▶ [What is required]:
I'd like every record written out again, exactly as it is.

▶ [Supplied material]:
————————

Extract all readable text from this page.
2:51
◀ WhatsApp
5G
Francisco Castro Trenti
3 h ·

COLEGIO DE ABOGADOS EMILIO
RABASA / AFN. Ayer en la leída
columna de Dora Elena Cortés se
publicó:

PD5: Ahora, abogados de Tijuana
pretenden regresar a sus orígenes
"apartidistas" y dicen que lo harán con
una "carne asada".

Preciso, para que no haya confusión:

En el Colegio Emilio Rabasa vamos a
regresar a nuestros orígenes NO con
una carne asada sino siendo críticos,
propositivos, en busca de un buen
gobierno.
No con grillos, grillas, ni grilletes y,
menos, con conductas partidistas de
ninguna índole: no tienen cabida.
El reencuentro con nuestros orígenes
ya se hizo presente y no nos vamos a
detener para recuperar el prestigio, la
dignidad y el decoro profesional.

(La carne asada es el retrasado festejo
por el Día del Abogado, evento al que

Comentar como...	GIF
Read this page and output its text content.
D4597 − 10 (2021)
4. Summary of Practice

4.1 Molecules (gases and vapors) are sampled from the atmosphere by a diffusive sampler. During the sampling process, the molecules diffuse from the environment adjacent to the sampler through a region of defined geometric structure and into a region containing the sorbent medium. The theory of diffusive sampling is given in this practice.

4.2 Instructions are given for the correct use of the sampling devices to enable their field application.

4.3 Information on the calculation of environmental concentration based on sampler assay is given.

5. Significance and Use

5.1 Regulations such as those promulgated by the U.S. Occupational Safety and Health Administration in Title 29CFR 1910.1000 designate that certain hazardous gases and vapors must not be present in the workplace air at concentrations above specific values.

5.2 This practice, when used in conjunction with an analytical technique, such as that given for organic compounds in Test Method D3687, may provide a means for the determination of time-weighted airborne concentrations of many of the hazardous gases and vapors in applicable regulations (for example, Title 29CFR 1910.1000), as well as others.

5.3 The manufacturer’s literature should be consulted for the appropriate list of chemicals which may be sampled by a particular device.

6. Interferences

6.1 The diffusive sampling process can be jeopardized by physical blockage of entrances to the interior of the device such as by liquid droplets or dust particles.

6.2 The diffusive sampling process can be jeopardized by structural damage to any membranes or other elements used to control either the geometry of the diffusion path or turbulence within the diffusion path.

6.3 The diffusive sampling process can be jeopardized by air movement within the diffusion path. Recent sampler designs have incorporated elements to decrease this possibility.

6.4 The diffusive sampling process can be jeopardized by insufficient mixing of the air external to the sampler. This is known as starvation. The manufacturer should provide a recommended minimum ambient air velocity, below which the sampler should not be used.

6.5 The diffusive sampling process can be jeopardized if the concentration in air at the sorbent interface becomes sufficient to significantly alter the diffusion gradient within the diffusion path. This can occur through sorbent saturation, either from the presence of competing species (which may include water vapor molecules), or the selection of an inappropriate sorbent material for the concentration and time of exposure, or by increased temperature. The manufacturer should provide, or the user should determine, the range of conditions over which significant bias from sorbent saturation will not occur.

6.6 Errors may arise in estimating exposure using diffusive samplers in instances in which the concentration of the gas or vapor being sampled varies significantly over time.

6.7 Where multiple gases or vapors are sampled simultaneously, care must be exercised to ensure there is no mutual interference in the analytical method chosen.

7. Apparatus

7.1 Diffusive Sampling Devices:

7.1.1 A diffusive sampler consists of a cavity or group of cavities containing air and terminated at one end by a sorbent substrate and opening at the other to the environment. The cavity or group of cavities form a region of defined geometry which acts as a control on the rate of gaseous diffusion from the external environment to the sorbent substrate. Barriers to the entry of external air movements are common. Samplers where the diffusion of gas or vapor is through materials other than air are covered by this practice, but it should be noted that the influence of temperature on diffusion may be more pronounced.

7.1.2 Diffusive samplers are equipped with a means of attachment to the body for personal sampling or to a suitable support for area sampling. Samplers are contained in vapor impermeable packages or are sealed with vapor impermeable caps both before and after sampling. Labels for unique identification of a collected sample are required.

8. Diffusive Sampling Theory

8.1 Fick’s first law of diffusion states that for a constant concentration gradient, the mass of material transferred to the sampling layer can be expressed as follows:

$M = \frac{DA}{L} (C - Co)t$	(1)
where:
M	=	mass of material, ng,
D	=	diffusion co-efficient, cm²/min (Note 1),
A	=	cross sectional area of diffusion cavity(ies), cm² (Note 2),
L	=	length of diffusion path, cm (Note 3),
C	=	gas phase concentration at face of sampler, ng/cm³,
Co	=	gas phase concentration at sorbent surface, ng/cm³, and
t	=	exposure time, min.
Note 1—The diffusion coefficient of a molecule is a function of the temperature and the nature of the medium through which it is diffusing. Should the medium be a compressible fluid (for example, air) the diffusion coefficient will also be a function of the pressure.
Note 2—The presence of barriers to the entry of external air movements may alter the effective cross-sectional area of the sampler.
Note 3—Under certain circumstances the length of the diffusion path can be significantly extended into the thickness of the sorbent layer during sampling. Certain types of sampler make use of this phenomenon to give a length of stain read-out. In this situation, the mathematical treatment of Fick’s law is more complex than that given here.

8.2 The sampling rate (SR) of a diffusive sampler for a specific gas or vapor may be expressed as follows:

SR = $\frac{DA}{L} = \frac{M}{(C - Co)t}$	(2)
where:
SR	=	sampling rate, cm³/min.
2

————————

▶ [Exercise answer]:
Extract all readable text from this page.
2:51
◀ WhatsApp
5G
Francisco Castro Trenti
3 h ·

COLEGIO DE ABOGADOS EMILIO
RABASA / AFN. Ayer en la leída
columna de Dora Elena Cortés se
publicó:

PD5: Ahora, abogados de Tijuana
pretenden regresar a sus orígenes
"apartidistas" y dicen que lo harán con
una "carne asada".

Preciso, para que no haya confusión:

En el Colegio Emilio Rabasa vamos a
regresar a nuestros orígenes NO con
una carne asada sino siendo críticos,
propositivos, en busca de un buen
gobierno.
No con grillos, grillas, ni grilletes y,
menos, con conductas partidistas de
ninguna índole: no tienen cabida.
El reencuentro con nuestros orígenes
ya se hizo presente y no nos vamos a
detener para recuperar el prestigio, la
dignidad y el decoro profesional.

(La carne asada es el retrasado festejo
por el Día del Abogado, evento al que

Comentar como...	GIF
Read this page and output its text content.
D4597 − 10 (2021)
4. Summary of Practice

4.1 Molecules (gases and vapors) are sampled from the atmosphere by a diffusive sampler. During the sampling process, the molecules diffuse from the environment adjacent to the sampler through a region of defined geometric structure and into a region containing the sorbent medium. The theory of diffusive sampling is given in this practice.

4.2 Instructions are given for the correct use of the sampling devices to enable their field application.

4.3 Information on the calculation of environmental concentration based on sampler assay is given.

5. Significance and Use

5.1 Regulations such as those promulgated by the U.S. Occupational Safety and Health Administration in Title 29CFR 1910.1000 designate that certain hazardous gases and vapors must not be present in the workplace air at concentrations above specific values.

5.2 This practice, when used in conjunction with an analytical technique, such as that given for organic compounds in Test Method D3687, may provide a means for the determination of time-weighted airborne concentrations of many of the hazardous gases and vapors in applicable regulations (for example, Title 29CFR 1910.1000), as well as others.

5.3 The manufacturer’s literature should be consulted for the appropriate list of chemicals which may be sampled by a particular device.

6. Interferences

6.1 The diffusive sampling process can be jeopardized by physical blockage of entrances to the interior of the device such as by liquid droplets or dust particles.

6.2 The diffusive sampling process can be jeopardized by structural damage to any membranes or other elements used to control either the geometry of the diffusion path or turbulence within the diffusion path.

6.3 The diffusive sampling process can be jeopardized by air movement within the diffusion path. Recent sampler designs have incorporated elements to decrease this possibility.

6.4 The diffusive sampling process can be jeopardized by insufficient mixing of the air external to the sampler. This is known as starvation. The manufacturer should provide a recommended minimum ambient air velocity, below which the sampler should not be used.

6.5 The diffusive sampling process can be jeopardized if the concentration in air at the sorbent interface becomes sufficient to significantly alter the diffusion gradient within the diffusion path. This can occur through sorbent saturation, either from the presence of competing species (which may include water vapor molecules), or the selection of an inappropriate sorbent material for the concentration and time of exposure, or by increased temperature. The manufacturer should provide, or the user should determine, the range of conditions over which significant bias from sorbent saturation will not occur.

6.6 Errors may arise in estimating exposure using diffusive samplers in instances in which the concentration of the gas or vapor being sampled varies significantly over time.

6.7 Where multiple gases or vapors are sampled simultaneously, care must be exercised to ensure there is no mutual interference in the analytical method chosen.

7. Apparatus

7.1 Diffusive Sampling Devices:

7.1.1 A diffusive sampler consists of a cavity or group of cavities containing air and terminated at one end by a sorbent substrate and opening at the other to the environment. The cavity or group of cavities form a region of defined geometry which acts as a control on the rate of gaseous diffusion from the external environment to the sorbent substrate. Barriers to the entry of external air movements are common. Samplers where the diffusion of gas or vapor is through materials other than air are covered by this practice, but it should be noted that the influence of temperature on diffusion may be more pronounced.

7.1.2 Diffusive samplers are equipped with a means of attachment to the body for personal sampling or to a suitable support for area sampling. Samplers are contained in vapor impermeable packages or are sealed with vapor impermeable caps both before and after sampling. Labels for unique identification of a collected sample are required.

8. Diffusive Sampling Theory

8.1 Fick’s first law of diffusion states that for a constant concentration gradient, the mass of material transferred to the sampling layer can be expressed as follows:

$M = \frac{DA}{L} (C - Co)t$	(1)
where:
M	=	mass of material, ng,
D	=	diffusion co-efficient, cm²/min (Note 1),
A	=	cross sectional area of diffusion cavity(ies), cm² (Note 2),
L	=	length of diffusion path, cm (Note 3),
C	=	gas phase concentration at face of sampler, ng/cm³,
Co	=	gas phase concentration at sorbent surface, ng/cm³, and
t	=	exposure time, min.
Note 1—The diffusion coefficient of a molecule is a function of the temperature and the nature of the medium through which it is diffusing. Should the medium be a compressible fluid (for example, air) the diffusion coefficient will also be a function of the pressure.
Note 2—The presence of barriers to the entry of external air movements may alter the effective cross-sectional area of the sampler.
Note 3—Under certain circumstances the length of the diffusion path can be significantly extended into the thickness of the sorbent layer during sampling. Certain types of sampler make use of this phenomenon to give a length of stain read-out. In this situation, the mathematical treatment of Fick’s law is more complex than that given here.

8.2 The sampling rate (SR) of a diffusive sampler for a specific gas or vapor may be expressed as follows:

SR = $\frac{DA}{L} = \frac{M}{(C - Co)t}$	(2)
where:
SR	=	sampling rate, cm³/min.
2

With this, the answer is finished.